▶ _Task objective_
Don't copy the pictures; return every other part of the records exactly.

Dataset excerpt
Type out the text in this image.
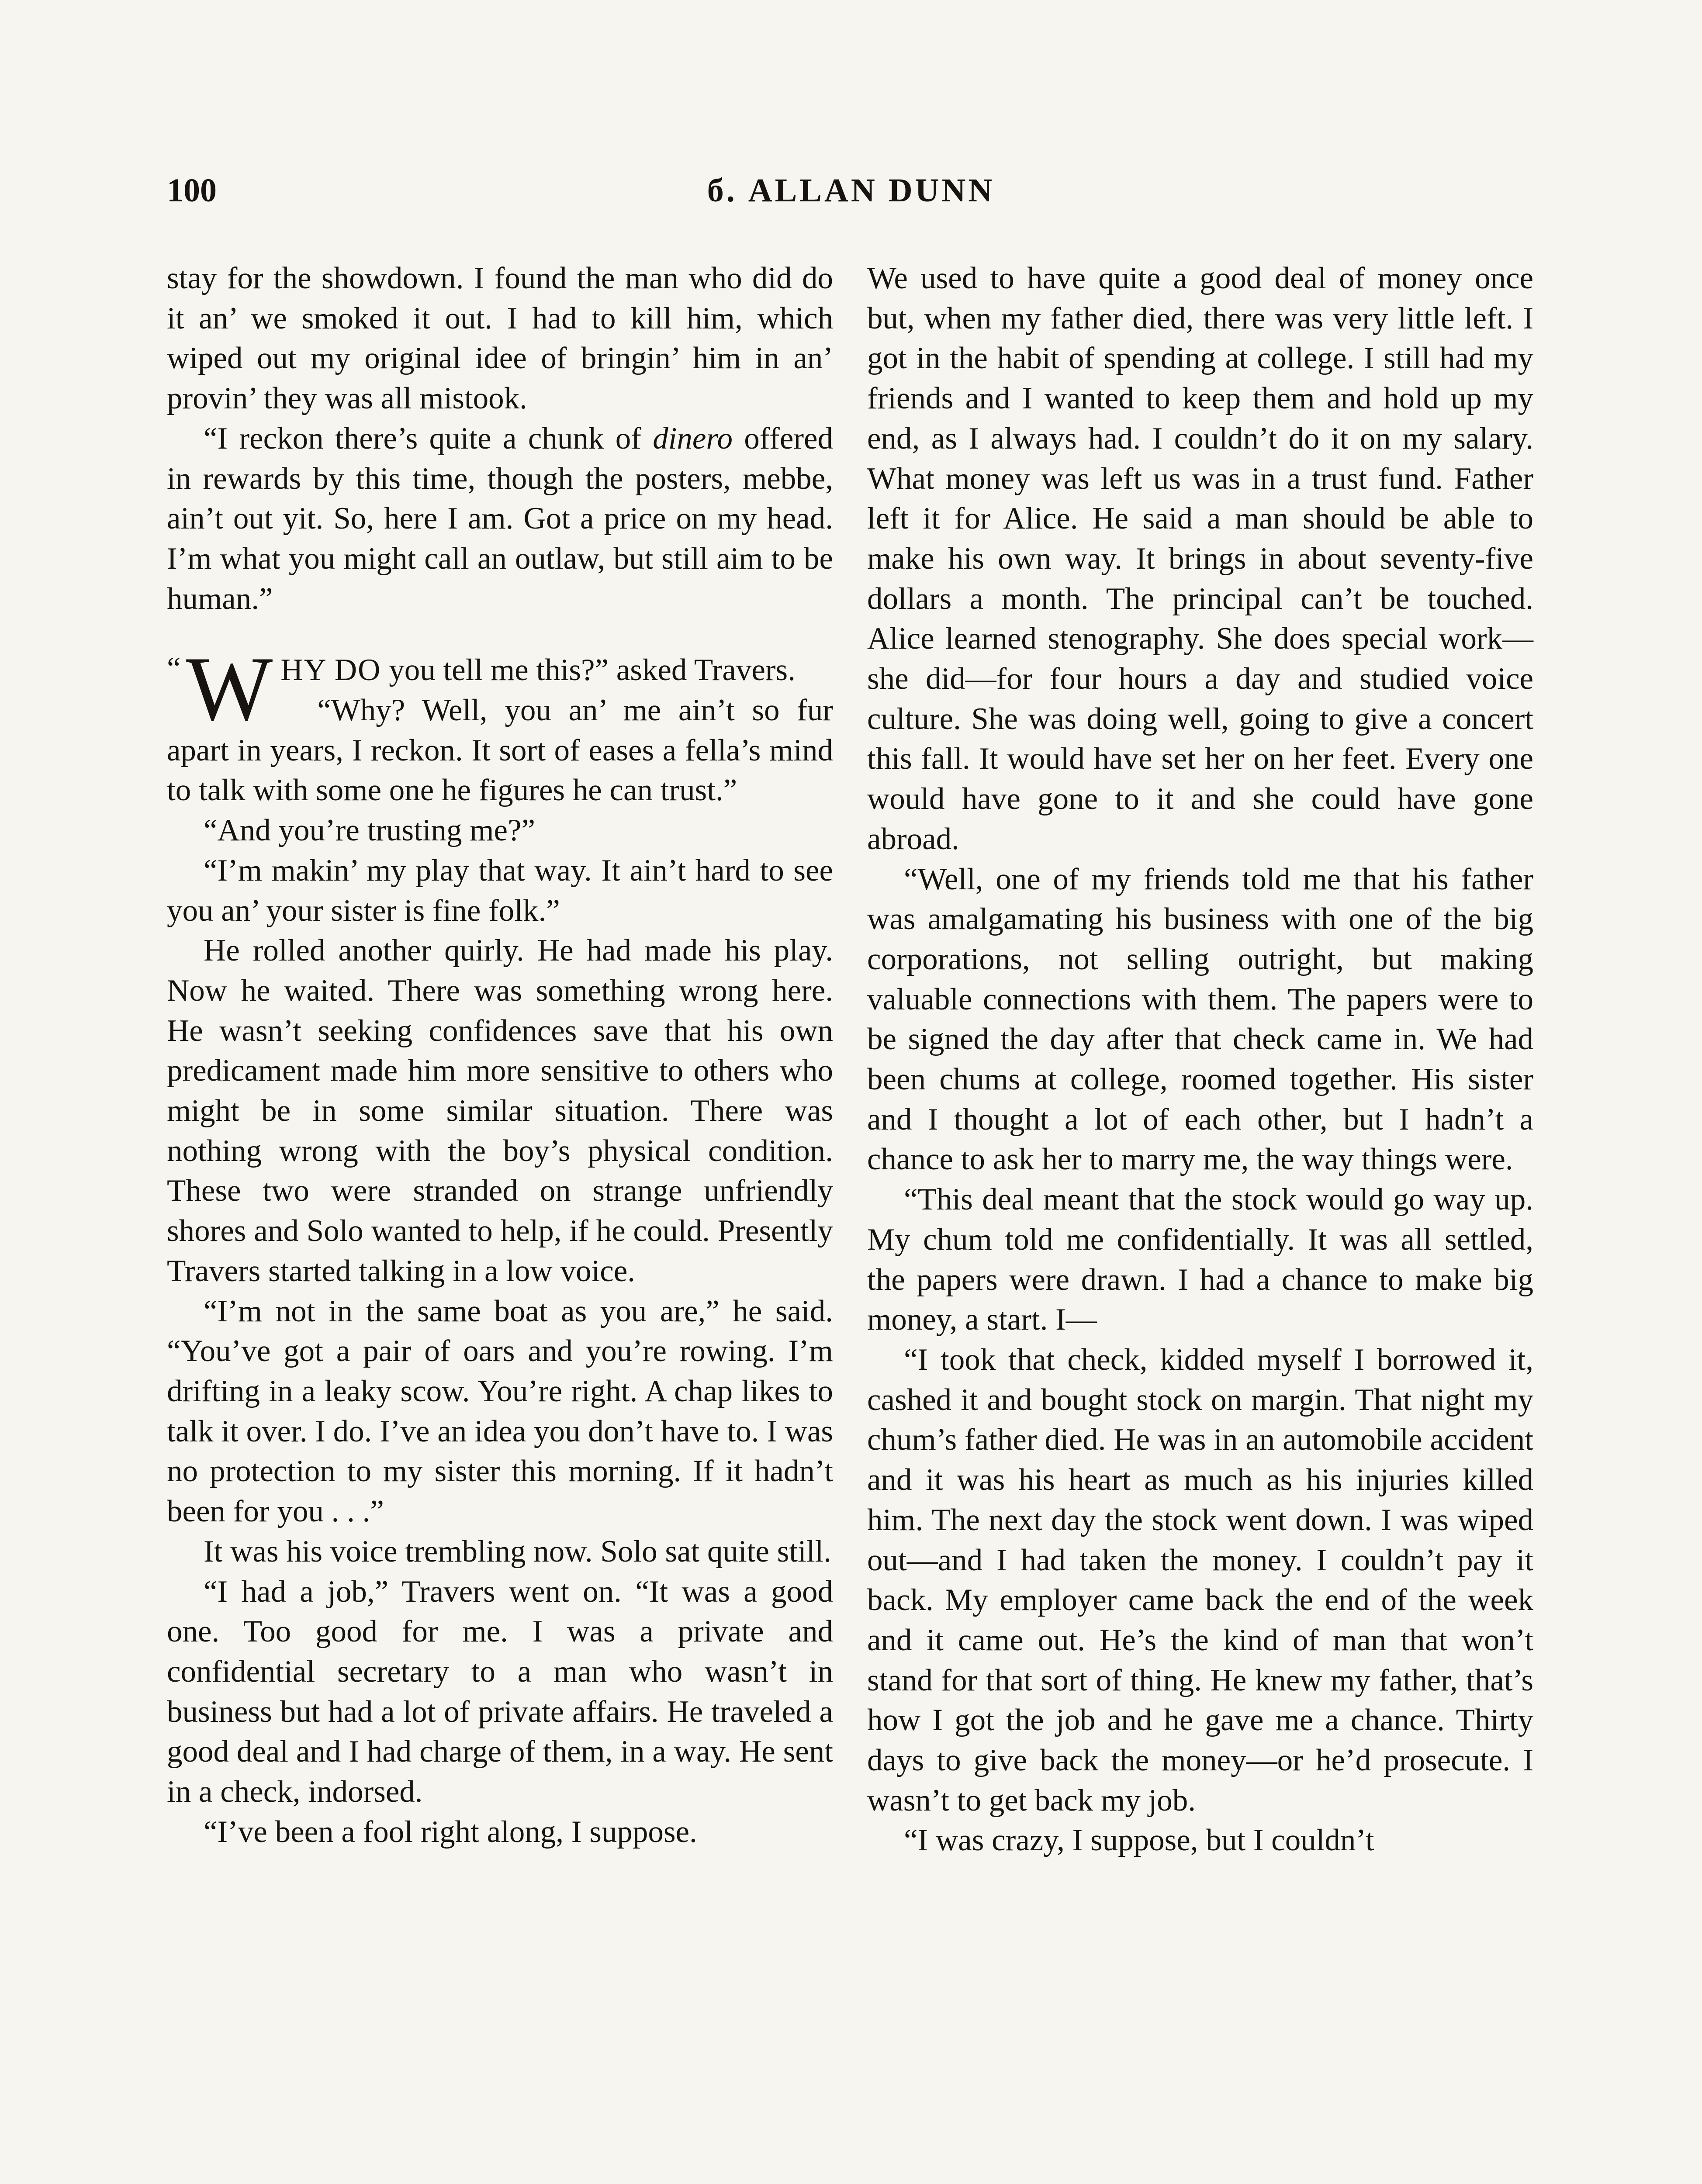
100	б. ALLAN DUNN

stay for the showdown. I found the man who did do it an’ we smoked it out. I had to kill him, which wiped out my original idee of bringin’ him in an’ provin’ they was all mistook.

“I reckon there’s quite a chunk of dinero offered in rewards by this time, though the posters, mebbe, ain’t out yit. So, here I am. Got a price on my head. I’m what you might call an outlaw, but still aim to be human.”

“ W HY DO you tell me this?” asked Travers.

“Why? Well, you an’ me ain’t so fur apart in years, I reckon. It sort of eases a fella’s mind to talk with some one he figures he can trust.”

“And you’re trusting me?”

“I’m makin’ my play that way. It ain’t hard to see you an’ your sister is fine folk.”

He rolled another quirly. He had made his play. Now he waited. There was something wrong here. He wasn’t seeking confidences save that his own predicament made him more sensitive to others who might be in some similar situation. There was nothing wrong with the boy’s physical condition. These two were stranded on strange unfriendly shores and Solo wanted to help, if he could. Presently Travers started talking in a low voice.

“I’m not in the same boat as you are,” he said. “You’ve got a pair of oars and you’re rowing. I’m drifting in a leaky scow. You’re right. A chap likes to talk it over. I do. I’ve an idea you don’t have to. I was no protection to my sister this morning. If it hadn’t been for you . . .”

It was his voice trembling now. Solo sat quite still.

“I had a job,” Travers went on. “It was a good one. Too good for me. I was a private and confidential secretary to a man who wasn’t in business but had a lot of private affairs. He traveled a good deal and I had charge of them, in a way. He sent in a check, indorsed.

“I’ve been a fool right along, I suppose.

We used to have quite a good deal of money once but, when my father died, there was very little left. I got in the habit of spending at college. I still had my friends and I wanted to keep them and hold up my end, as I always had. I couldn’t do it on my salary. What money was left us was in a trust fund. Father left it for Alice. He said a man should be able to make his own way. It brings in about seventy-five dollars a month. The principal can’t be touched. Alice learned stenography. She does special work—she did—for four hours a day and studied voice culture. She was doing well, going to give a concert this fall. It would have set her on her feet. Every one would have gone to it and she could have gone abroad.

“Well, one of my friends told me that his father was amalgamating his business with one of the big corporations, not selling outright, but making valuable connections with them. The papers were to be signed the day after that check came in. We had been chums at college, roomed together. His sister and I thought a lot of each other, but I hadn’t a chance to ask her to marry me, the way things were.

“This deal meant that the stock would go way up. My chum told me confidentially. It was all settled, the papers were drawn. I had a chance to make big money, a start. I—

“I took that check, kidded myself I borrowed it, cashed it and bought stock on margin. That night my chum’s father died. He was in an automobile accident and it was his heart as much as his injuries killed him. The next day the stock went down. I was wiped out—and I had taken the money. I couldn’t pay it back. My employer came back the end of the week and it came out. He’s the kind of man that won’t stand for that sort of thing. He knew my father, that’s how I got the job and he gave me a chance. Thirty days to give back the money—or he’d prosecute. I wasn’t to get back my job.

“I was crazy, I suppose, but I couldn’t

▶ _Full output_
Type out the text in this image.
100	б. ALLAN DUNN

stay for the showdown. I found the man who did do it an’ we smoked it out. I had to kill him, which wiped out my original idee of bringin’ him in an’ provin’ they was all mistook.

“I reckon there’s quite a chunk of dinero offered in rewards by this time, though the posters, mebbe, ain’t out yit. So, here I am. Got a price on my head. I’m what you might call an outlaw, but still aim to be human.”

“ W HY DO you tell me this?” asked Travers.

“Why? Well, you an’ me ain’t so fur apart in years, I reckon. It sort of eases a fella’s mind to talk with some one he figures he can trust.”

“And you’re trusting me?”

“I’m makin’ my play that way. It ain’t hard to see you an’ your sister is fine folk.”

He rolled another quirly. He had made his play. Now he waited. There was something wrong here. He wasn’t seeking confidences save that his own predicament made him more sensitive to others who might be in some similar situation. There was nothing wrong with the boy’s physical condition. These two were stranded on strange unfriendly shores and Solo wanted to help, if he could. Presently Travers started talking in a low voice.

“I’m not in the same boat as you are,” he said. “You’ve got a pair of oars and you’re rowing. I’m drifting in a leaky scow. You’re right. A chap likes to talk it over. I do. I’ve an idea you don’t have to. I was no protection to my sister this morning. If it hadn’t been for you . . .”

It was his voice trembling now. Solo sat quite still.

“I had a job,” Travers went on. “It was a good one. Too good for me. I was a private and confidential secretary to a man who wasn’t in business but had a lot of private affairs. He traveled a good deal and I had charge of them, in a way. He sent in a check, indorsed.

“I’ve been a fool right along, I suppose.

We used to have quite a good deal of money once but, when my father died, there was very little left. I got in the habit of spending at college. I still had my friends and I wanted to keep them and hold up my end, as I always had. I couldn’t do it on my salary. What money was left us was in a trust fund. Father left it for Alice. He said a man should be able to make his own way. It brings in about seventy-five dollars a month. The principal can’t be touched. Alice learned stenography. She does special work—she did—for four hours a day and studied voice culture. She was doing well, going to give a concert this fall. It would have set her on her feet. Every one would have gone to it and she could have gone abroad.

“Well, one of my friends told me that his father was amalgamating his business with one of the big corporations, not selling outright, but making valuable connections with them. The papers were to be signed the day after that check came in. We had been chums at college, roomed together. His sister and I thought a lot of each other, but I hadn’t a chance to ask her to marry me, the way things were.

“This deal meant that the stock would go way up. My chum told me confidentially. It was all settled, the papers were drawn. I had a chance to make big money, a start. I—

“I took that check, kidded myself I borrowed it, cashed it and bought stock on margin. That night my chum’s father died. He was in an automobile accident and it was his heart as much as his injuries killed him. The next day the stock went down. I was wiped out—and I had taken the money. I couldn’t pay it back. My employer came back the end of the week and it came out. He’s the kind of man that won’t stand for that sort of thing. He knew my father, that’s how I got the job and he gave me a chance. Thirty days to give back the money—or he’d prosecute. I wasn’t to get back my job.

“I was crazy, I suppose, but I couldn’t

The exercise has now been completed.